# What you are asked to do:
Copy out all of the material exactly as presented.

# Data shown:

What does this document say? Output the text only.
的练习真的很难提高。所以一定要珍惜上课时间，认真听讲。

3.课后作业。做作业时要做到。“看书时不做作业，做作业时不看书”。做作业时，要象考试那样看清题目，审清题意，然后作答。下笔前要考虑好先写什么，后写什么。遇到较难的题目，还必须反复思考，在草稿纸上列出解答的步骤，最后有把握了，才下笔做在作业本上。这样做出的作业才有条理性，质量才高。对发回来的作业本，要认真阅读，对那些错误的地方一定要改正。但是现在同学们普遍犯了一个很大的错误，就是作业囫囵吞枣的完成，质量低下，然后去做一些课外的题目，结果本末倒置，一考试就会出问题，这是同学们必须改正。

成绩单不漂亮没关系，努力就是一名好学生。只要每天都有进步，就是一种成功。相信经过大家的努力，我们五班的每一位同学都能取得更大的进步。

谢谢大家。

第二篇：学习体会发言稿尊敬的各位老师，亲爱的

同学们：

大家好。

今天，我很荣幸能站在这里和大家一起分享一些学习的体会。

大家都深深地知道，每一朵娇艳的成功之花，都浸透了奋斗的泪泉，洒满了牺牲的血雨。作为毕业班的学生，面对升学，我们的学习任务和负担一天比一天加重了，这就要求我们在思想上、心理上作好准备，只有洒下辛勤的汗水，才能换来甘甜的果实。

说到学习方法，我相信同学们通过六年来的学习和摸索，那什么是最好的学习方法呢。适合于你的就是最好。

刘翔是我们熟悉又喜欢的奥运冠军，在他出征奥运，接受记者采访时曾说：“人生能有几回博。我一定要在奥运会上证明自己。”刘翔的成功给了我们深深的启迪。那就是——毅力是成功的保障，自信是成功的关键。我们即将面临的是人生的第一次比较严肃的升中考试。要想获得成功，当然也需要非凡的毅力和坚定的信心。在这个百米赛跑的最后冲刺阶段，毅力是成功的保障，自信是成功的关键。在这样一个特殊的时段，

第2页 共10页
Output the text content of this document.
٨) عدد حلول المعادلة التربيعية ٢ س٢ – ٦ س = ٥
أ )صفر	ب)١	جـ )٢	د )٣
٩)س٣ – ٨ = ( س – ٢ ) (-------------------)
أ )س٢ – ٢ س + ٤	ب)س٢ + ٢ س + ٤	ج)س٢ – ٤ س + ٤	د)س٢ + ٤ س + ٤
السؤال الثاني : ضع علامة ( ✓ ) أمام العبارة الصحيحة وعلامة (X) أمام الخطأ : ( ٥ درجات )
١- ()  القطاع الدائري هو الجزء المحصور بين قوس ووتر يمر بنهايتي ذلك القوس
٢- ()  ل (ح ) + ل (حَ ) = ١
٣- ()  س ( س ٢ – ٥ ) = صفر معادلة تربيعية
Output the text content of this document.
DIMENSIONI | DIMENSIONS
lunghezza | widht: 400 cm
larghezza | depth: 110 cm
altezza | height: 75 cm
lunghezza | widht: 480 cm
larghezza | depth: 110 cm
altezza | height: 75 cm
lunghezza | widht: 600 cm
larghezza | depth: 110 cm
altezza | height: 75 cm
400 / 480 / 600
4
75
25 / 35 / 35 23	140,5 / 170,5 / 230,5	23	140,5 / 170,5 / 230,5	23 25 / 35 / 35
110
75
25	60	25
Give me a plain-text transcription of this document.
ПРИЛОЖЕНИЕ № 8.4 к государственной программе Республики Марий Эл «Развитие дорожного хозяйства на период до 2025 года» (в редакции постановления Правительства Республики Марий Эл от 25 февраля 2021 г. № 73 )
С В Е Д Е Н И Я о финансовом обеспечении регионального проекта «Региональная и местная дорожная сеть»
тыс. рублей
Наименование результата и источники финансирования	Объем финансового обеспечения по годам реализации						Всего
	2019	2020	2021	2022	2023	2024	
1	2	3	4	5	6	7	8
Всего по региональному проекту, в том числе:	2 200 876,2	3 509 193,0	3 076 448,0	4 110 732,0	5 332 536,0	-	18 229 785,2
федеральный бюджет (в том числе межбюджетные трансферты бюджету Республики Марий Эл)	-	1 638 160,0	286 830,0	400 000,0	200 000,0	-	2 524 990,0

# Answer:
What does this document say? Output the text only.
的练习真的很难提高。所以一定要珍惜上课时间，认真听讲。

3.课后作业。做作业时要做到。“看书时不做作业，做作业时不看书”。做作业时，要象考试那样看清题目，审清题意，然后作答。下笔前要考虑好先写什么，后写什么。遇到较难的题目，还必须反复思考，在草稿纸上列出解答的步骤，最后有把握了，才下笔做在作业本上。这样做出的作业才有条理性，质量才高。对发回来的作业本，要认真阅读，对那些错误的地方一定要改正。但是现在同学们普遍犯了一个很大的错误，就是作业囫囵吞枣的完成，质量低下，然后去做一些课外的题目，结果本末倒置，一考试就会出问题，这是同学们必须改正。

成绩单不漂亮没关系，努力就是一名好学生。只要每天都有进步，就是一种成功。相信经过大家的努力，我们五班的每一位同学都能取得更大的进步。

谢谢大家。

第二篇：学习体会发言稿尊敬的各位老师，亲爱的

同学们：

大家好。

今天，我很荣幸能站在这里和大家一起分享一些学习的体会。

大家都深深地知道，每一朵娇艳的成功之花，都浸透了奋斗的泪泉，洒满了牺牲的血雨。作为毕业班的学生，面对升学，我们的学习任务和负担一天比一天加重了，这就要求我们在思想上、心理上作好准备，只有洒下辛勤的汗水，才能换来甘甜的果实。

说到学习方法，我相信同学们通过六年来的学习和摸索，那什么是最好的学习方法呢。适合于你的就是最好。

刘翔是我们熟悉又喜欢的奥运冠军，在他出征奥运，接受记者采访时曾说：“人生能有几回博。我一定要在奥运会上证明自己。”刘翔的成功给了我们深深的启迪。那就是——毅力是成功的保障，自信是成功的关键。我们即将面临的是人生的第一次比较严肃的升中考试。要想获得成功，当然也需要非凡的毅力和坚定的信心。在这个百米赛跑的最后冲刺阶段，毅力是成功的保障，自信是成功的关键。在这样一个特殊的时段，

第2页 共10页
Output the text content of this document.
٨) عدد حلول المعادلة التربيعية ٢ س٢ – ٦ س = ٥
أ )صفر	ب)١	جـ )٢	د )٣
٩)س٣ – ٨ = ( س – ٢ ) (-------------------)
أ )س٢ – ٢ س + ٤	ب)س٢ + ٢ س + ٤	ج)س٢ – ٤ س + ٤	د)س٢ + ٤ س + ٤
السؤال الثاني : ضع علامة ( ✓ ) أمام العبارة الصحيحة وعلامة (X) أمام الخطأ : ( ٥ درجات )
١- ()  القطاع الدائري هو الجزء المحصور بين قوس ووتر يمر بنهايتي ذلك القوس
٢- ()  ل (ح ) + ل (حَ ) = ١
٣- ()  س ( س ٢ – ٥ ) = صفر معادلة تربيعية
Output the text content of this document.
DIMENSIONI | DIMENSIONS
lunghezza | widht: 400 cm
larghezza | depth: 110 cm
altezza | height: 75 cm
lunghezza | widht: 480 cm
larghezza | depth: 110 cm
altezza | height: 75 cm
lunghezza | widht: 600 cm
larghezza | depth: 110 cm
altezza | height: 75 cm
400 / 480 / 600
4
75
25 / 35 / 35 23	140,5 / 170,5 / 230,5	23	140,5 / 170,5 / 230,5	23 25 / 35 / 35
110
75
25	60	25
Give me a plain-text transcription of this document.
ПРИЛОЖЕНИЕ № 8.4 к государственной программе Республики Марий Эл «Развитие дорожного хозяйства на период до 2025 года» (в редакции постановления Правительства Республики Марий Эл от 25 февраля 2021 г. № 73 )
С В Е Д Е Н И Я о финансовом обеспечении регионального проекта «Региональная и местная дорожная сеть»
тыс. рублей
Наименование результата и источники финансирования	Объем финансового обеспечения по годам реализации						Всего
	2019	2020	2021	2022	2023	2024	
1	2	3	4	5	6	7	8
Всего по региональному проекту, в том числе:	2 200 876,2	3 509 193,0	3 076 448,0	4 110 732,0	5 332 536,0	-	18 229 785,2
федеральный бюджет (в том числе межбюджетные трансферты бюджету Республики Марий Эл)	-	1 638 160,0	286 830,0	400 000,0	200 000,0	-	2 524 990,0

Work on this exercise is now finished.